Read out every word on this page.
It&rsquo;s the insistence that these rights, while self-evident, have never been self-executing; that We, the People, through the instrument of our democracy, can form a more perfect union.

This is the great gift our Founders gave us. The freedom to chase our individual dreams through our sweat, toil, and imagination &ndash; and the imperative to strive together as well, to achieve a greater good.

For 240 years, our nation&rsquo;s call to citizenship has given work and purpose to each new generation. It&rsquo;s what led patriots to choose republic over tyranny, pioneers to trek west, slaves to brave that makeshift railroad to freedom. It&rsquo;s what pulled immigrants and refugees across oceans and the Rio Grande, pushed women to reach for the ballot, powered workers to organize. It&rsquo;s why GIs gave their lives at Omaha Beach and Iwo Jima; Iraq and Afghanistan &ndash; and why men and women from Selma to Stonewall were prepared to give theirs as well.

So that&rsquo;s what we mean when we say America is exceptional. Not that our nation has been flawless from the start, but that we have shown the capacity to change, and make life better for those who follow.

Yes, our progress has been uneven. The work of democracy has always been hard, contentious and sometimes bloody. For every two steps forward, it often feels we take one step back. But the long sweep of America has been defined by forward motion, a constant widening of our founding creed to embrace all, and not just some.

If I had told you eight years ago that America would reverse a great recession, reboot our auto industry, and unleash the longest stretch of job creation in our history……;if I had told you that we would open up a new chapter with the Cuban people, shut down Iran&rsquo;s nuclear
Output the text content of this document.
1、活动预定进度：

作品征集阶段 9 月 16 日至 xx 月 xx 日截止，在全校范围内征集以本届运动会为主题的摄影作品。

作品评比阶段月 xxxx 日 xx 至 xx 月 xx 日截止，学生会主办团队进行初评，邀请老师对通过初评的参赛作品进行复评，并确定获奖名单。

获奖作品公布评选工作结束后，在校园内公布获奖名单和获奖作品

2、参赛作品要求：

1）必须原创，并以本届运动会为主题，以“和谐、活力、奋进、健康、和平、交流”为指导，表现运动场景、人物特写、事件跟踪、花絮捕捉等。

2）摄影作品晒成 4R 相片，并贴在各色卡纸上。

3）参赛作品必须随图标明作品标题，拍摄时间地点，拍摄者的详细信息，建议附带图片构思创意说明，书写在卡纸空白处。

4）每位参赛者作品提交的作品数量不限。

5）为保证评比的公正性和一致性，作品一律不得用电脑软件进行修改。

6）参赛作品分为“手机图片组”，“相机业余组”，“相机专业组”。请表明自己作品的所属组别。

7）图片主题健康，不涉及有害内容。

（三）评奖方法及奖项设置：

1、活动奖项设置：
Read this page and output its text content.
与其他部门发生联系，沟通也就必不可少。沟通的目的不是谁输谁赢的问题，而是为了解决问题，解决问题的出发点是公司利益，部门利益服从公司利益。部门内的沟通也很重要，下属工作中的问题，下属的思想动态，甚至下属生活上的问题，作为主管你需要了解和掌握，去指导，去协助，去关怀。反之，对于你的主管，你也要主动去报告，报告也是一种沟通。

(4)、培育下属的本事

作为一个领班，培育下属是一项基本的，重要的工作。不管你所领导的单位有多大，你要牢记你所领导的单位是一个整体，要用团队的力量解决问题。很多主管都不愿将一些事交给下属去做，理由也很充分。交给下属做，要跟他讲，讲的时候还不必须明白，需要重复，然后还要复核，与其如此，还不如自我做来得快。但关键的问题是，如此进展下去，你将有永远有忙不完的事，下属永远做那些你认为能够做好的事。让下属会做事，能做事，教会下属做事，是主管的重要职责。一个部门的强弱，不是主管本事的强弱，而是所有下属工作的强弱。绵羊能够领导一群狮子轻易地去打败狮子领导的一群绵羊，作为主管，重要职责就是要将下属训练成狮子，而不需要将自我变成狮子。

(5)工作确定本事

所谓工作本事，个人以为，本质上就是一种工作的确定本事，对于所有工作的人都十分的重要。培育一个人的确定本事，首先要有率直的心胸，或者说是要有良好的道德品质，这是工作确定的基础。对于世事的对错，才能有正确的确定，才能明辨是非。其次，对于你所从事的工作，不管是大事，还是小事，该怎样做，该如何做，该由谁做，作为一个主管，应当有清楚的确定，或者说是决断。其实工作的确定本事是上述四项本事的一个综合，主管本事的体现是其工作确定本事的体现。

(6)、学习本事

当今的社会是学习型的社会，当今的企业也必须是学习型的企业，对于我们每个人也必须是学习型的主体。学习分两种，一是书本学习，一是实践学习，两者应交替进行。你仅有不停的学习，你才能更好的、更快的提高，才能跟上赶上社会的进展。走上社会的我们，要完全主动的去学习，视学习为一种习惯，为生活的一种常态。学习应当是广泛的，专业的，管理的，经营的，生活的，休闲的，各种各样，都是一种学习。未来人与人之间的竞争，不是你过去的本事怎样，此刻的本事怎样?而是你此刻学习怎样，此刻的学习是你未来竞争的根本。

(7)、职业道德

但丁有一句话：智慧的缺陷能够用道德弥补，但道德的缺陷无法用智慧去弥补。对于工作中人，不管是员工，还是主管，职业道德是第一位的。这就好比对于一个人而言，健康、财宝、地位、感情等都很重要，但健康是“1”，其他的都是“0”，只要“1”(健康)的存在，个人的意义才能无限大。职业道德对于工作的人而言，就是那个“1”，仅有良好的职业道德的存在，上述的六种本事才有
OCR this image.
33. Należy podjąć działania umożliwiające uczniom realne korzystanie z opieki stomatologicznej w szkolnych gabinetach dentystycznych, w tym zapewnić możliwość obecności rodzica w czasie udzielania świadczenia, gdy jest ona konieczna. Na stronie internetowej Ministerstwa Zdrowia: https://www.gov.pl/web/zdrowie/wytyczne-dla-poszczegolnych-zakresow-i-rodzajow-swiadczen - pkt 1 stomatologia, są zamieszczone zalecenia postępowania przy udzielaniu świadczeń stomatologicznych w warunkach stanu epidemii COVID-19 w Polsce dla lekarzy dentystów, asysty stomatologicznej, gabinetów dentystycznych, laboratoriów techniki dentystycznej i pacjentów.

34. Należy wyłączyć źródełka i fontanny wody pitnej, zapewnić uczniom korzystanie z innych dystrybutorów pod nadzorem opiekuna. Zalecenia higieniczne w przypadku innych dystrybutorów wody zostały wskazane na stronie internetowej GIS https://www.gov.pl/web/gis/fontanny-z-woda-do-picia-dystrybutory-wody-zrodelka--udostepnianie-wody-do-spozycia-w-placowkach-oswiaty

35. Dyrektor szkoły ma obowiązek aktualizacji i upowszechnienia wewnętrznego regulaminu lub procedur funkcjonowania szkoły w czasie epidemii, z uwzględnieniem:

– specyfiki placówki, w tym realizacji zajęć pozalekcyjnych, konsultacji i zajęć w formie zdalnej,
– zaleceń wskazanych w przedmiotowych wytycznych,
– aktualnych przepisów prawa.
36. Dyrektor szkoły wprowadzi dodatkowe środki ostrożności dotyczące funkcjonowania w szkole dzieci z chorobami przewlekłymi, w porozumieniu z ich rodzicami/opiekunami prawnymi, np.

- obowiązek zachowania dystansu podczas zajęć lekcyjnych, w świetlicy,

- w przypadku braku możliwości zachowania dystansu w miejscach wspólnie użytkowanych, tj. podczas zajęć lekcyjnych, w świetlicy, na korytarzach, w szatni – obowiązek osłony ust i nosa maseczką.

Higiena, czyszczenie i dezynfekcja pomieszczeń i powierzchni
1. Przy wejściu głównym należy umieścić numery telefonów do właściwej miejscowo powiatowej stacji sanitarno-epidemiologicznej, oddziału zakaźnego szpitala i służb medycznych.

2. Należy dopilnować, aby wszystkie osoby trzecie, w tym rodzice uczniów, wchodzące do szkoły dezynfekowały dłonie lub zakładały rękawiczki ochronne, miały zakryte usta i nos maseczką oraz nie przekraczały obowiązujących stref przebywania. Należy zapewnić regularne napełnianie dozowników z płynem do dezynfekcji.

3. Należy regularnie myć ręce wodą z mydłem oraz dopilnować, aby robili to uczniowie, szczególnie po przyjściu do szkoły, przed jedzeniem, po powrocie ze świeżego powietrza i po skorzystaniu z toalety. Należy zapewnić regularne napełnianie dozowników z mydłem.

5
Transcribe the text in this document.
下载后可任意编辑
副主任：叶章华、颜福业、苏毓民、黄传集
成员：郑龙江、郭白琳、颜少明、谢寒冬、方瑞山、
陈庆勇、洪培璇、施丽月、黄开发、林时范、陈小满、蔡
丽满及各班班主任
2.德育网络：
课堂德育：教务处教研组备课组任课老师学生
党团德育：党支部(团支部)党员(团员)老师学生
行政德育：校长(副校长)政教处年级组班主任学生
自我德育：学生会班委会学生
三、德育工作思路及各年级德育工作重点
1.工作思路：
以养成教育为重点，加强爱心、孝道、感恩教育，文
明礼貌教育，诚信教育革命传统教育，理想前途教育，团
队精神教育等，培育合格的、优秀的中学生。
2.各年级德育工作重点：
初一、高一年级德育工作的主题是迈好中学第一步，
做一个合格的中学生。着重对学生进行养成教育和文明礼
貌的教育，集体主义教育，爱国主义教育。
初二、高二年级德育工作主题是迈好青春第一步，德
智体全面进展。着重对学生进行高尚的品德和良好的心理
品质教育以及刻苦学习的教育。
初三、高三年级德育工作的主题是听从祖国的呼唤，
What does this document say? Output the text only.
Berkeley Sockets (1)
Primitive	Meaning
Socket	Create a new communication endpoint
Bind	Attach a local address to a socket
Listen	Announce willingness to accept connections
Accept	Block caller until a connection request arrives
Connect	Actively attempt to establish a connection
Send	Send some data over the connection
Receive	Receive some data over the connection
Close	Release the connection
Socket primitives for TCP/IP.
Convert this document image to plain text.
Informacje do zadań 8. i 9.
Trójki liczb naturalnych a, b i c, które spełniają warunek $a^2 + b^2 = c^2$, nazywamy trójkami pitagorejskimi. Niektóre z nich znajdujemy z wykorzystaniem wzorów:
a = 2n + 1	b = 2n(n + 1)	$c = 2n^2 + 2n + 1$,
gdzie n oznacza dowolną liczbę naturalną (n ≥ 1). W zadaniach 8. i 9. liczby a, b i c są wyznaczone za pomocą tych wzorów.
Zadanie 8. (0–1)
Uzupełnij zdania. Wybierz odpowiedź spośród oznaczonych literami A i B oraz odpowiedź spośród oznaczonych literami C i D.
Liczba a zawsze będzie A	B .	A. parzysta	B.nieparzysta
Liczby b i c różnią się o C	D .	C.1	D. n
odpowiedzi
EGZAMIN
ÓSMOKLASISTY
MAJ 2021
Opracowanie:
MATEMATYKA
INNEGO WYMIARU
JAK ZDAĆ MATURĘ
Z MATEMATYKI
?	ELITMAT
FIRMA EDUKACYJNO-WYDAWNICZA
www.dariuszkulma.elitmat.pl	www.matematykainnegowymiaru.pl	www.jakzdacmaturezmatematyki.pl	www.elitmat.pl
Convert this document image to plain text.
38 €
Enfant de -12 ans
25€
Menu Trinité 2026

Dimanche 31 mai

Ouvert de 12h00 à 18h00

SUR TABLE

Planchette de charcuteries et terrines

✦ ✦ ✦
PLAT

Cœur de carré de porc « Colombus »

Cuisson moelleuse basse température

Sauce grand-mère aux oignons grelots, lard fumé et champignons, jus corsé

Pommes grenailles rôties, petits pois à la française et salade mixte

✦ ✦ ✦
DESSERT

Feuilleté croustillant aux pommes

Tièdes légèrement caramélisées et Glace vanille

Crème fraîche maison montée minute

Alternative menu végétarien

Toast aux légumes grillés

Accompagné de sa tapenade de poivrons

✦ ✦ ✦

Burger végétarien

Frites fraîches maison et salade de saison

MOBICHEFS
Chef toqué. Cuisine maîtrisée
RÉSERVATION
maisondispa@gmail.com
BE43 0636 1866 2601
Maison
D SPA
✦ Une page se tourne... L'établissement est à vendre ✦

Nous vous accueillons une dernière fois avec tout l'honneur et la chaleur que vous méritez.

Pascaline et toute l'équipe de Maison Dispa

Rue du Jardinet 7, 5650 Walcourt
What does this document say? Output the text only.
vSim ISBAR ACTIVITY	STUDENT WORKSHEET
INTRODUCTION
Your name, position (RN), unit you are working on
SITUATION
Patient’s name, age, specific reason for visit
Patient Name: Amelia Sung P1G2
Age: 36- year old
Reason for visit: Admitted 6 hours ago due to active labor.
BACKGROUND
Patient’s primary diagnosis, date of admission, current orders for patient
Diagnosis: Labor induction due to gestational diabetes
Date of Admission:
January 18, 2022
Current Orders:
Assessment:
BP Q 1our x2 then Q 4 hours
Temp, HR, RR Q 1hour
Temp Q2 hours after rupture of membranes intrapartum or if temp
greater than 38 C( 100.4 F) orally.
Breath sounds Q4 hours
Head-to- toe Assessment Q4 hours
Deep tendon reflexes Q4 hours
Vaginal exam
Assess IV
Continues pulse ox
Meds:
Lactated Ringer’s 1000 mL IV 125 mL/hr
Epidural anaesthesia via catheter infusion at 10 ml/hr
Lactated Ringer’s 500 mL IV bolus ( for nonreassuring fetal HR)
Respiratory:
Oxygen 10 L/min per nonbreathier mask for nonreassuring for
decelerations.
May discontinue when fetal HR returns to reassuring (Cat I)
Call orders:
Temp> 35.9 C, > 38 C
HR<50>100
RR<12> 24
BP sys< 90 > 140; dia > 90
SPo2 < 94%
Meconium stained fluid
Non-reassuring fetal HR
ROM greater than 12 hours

◇ ◇ ◇ ◇ ◇

* [GIVEN TASK]: Check every line of the entries above for the word "freedom" and report how many lines contain it, giving the number only.

* [RESULT]: 2